» WHAT IS ASKED
Convert every line of the records below into a JSON array of strings, one string per line, leaving out blank lines.

## start DATA PROVIDED

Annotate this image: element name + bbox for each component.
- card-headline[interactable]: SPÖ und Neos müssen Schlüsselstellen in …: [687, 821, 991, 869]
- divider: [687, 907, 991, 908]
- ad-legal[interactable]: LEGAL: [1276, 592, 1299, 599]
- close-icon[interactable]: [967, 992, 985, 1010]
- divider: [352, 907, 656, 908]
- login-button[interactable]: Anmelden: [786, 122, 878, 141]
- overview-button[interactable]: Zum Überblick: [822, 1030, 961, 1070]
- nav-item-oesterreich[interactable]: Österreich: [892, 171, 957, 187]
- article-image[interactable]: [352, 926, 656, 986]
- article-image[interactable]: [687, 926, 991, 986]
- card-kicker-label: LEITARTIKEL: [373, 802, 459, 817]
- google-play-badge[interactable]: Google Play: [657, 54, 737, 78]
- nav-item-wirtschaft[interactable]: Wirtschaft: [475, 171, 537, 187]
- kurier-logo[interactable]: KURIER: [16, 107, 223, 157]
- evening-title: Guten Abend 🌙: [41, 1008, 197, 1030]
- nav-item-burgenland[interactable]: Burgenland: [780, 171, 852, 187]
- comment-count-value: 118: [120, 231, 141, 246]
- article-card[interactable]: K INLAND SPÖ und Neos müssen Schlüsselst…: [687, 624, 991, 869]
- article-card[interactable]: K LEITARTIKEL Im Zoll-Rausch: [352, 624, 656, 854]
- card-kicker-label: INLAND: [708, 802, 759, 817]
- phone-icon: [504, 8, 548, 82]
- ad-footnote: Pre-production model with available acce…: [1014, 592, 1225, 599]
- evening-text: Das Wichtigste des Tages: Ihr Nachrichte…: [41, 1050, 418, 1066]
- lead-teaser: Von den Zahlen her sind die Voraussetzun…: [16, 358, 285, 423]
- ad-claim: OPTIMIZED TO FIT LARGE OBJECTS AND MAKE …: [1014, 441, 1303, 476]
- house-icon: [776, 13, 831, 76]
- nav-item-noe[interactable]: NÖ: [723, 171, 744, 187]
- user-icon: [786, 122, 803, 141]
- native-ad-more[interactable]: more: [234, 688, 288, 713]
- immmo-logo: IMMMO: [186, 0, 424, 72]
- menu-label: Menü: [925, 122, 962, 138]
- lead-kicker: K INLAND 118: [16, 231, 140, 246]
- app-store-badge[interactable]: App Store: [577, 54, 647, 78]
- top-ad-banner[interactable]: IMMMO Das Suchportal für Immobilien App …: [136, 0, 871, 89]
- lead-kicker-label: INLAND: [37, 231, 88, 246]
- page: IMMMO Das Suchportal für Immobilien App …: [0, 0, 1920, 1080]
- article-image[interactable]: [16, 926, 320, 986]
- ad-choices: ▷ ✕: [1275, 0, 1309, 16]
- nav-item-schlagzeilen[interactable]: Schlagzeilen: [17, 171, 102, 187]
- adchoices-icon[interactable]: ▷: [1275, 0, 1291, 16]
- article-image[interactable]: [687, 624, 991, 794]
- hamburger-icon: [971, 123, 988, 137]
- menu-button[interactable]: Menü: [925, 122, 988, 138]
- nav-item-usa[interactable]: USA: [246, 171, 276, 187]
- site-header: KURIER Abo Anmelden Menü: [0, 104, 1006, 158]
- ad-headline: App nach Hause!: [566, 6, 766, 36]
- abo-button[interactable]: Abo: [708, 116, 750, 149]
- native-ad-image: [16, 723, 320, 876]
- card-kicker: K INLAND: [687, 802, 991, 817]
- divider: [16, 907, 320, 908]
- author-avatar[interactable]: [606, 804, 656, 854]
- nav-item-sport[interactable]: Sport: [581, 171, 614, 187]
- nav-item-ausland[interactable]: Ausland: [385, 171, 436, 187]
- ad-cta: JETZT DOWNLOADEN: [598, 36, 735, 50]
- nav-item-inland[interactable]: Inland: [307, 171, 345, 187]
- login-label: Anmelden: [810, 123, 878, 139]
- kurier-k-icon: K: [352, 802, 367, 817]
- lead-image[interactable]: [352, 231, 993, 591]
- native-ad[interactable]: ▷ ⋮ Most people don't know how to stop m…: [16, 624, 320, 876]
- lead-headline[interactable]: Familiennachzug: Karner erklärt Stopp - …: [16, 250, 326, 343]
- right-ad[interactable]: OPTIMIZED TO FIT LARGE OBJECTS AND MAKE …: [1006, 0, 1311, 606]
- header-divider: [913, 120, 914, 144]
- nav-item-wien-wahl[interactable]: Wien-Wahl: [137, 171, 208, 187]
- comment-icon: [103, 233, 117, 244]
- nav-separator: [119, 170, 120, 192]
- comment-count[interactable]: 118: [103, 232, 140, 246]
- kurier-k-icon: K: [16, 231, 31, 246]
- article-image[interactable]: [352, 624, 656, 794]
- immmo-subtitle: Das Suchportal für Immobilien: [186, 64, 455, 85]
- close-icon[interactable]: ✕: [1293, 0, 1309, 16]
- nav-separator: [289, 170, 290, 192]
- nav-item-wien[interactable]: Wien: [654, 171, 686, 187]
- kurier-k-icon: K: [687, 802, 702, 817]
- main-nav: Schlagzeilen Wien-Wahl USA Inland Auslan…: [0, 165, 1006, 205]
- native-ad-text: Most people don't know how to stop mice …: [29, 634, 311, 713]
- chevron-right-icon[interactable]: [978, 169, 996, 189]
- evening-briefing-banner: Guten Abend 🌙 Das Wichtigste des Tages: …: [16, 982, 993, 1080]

## end DATA PROVIDED

» TASK OUTPUT
[
  "Annotate this image: element name + bbox for each component.",
  "- card-headline[interactable]: SPÖ und Neos müssen Schlüsselstellen in …: [687, 821, 991, 869]",
  "- divider: [687, 907, 991, 908]",
  "- ad-legal[interactable]: LEGAL: [1276, 592, 1299, 599]",
  "- close-icon[interactable]: [967, 992, 985, 1010]",
  "- divider: [352, 907, 656, 908]",
  "- login-button[interactable]: Anmelden: [786, 122, 878, 141]",
  "- overview-button[interactable]: Zum Überblick: [822, 1030, 961, 1070]",
  "- nav-item-oesterreich[interactable]: Österreich: [892, 171, 957, 187]",
  "- article-image[interactable]: [352, 926, 656, 986]",
  "- article-image[interactable]: [687, 926, 991, 986]",
  "- card-kicker-label: LEITARTIKEL: [373, 802, 459, 817]",
  "- google-play-badge[interactable]: Google Play: [657, 54, 737, 78]",
  "- nav-item-wirtschaft[interactable]: Wirtschaft: [475, 171, 537, 187]",
  "- kurier-logo[interactable]: KURIER: [16, 107, 223, 157]",
  "- evening-title: Guten Abend 🌙: [41, 1008, 197, 1030]",
  "- nav-item-burgenland[interactable]: Burgenland: [780, 171, 852, 187]",
  "- comment-count-value: 118: [120, 231, 141, 246]",
  "- article-card[interactable]: K INLAND SPÖ und Neos müssen Schlüsselst…: [687, 624, 991, 869]",
  "- article-card[interactable]: K LEITARTIKEL Im Zoll-Rausch: [352, 624, 656, 854]",
  "- card-kicker-label: INLAND: [708, 802, 759, 817]",
  "- phone-icon: [504, 8, 548, 82]",
  "- ad-footnote: Pre-production model with available acce…: [1014, 592, 1225, 599]",
  "- evening-text: Das Wichtigste des Tages: Ihr Nachrichte…: [41, 1050, 418, 1066]",
  "- lead-teaser: Von den Zahlen her sind die Voraussetzun…: [16, 358, 285, 423]",
  "- ad-claim: OPTIMIZED TO FIT LARGE OBJECTS AND MAKE …: [1014, 441, 1303, 476]",
  "- house-icon: [776, 13, 831, 76]",
  "- nav-item-noe[interactable]: NÖ: [723, 171, 744, 187]",
  "- user-icon: [786, 122, 803, 141]",
  "- native-ad-more[interactable]: more: [234, 688, 288, 713]",
  "- immmo-logo: IMMMO: [186, 0, 424, 72]",
  "- menu-label: Menü: [925, 122, 962, 138]",
  "- lead-kicker: K INLAND 118: [16, 231, 140, 246]",
  "- app-store-badge[interactable]: App Store: [577, 54, 647, 78]",
  "- top-ad-banner[interactable]: IMMMO Das Suchportal für Immobilien App …: [136, 0, 871, 89]",
  "- lead-kicker-label: INLAND: [37, 231, 88, 246]",
  "- page: IMMMO Das Suchportal für Immobilien App …: [0, 0, 1920, 1080]",
  "- article-image[interactable]: [16, 926, 320, 986]",
  "- ad-choices: ▷ ✕: [1275, 0, 1309, 16]",
  "- nav-item-schlagzeilen[interactable]: Schlagzeilen: [17, 171, 102, 187]",
  "- adchoices-icon[interactable]: ▷: [1275, 0, 1291, 16]",
  "- article-image[interactable]: [687, 624, 991, 794]",
  "- hamburger-icon: [971, 123, 988, 137]",
  "- menu-button[interactable]: Menü: [925, 122, 988, 138]",
  "- nav-item-usa[interactable]: USA: [246, 171, 276, 187]",
  "- site-header: KURIER Abo Anmelden Menü: [0, 104, 1006, 158]",
  "- ad-headline: App nach Hause!: [566, 6, 766, 36]",
  "- abo-button[interactable]: Abo: [708, 116, 750, 149]",
  "- native-ad-image: [16, 723, 320, 876]",
  "- card-kicker: K INLAND: [687, 802, 991, 817]",
  "- divider: [16, 907, 320, 908]",
  "- author-avatar[interactable]: [606, 804, 656, 854]",
  "- nav-item-sport[interactable]: Sport: [581, 171, 614, 187]",
  "- nav-item-ausland[interactable]: Ausland: [385, 171, 436, 187]",
  "- ad-cta: JETZT DOWNLOADEN: [598, 36, 735, 50]",
  "- nav-item-inland[interactable]: Inland: [307, 171, 345, 187]",
  "- login-label: Anmelden: [810, 123, 878, 139]",
  "- kurier-k-icon: K: [352, 802, 367, 817]",
  "- lead-image[interactable]: [352, 231, 993, 591]",
  "- native-ad[interactable]: ▷ ⋮ Most people don't know how to stop m…: [16, 624, 320, 876]",
  "- lead-headline[interactable]: Familiennachzug: Karner erklärt Stopp - …: [16, 250, 326, 343]",
  "- right-ad[interactable]: OPTIMIZED TO FIT LARGE OBJECTS AND MAKE …: [1006, 0, 1311, 606]",
  "- header-divider: [913, 120, 914, 144]",
  "- nav-item-wien-wahl[interactable]: Wien-Wahl: [137, 171, 208, 187]",
  "- comment-icon: [103, 233, 117, 244]",
  "- nav-separator: [119, 170, 120, 192]",
  "- comment-count[interactable]: 118: [103, 232, 140, 246]",
  "- kurier-k-icon: K: [16, 231, 31, 246]",
  "- article-image[interactable]: [352, 624, 656, 794]",
  "- immmo-subtitle: Das Suchportal für Immobilien: [186, 64, 455, 85]",
  "- close-icon[interactable]: ✕: [1293, 0, 1309, 16]",
  "- nav-separator: [289, 170, 290, 192]",
  "- nav-item-wien[interactable]: Wien: [654, 171, 686, 187]",
  "- kurier-k-icon: K: [687, 802, 702, 817]",
  "- main-nav: Schlagzeilen Wien-Wahl USA Inland Auslan…: [0, 165, 1006, 205]",
  "- native-ad-text: Most people don't know how to stop mice …: [29, 634, 311, 713]",
  "- chevron-right-icon[interactable]: [978, 169, 996, 189]",
  "- evening-briefing-banner: Guten Abend 🌙 Das Wichtigste des Tages: …: [16, 982, 993, 1080]"
]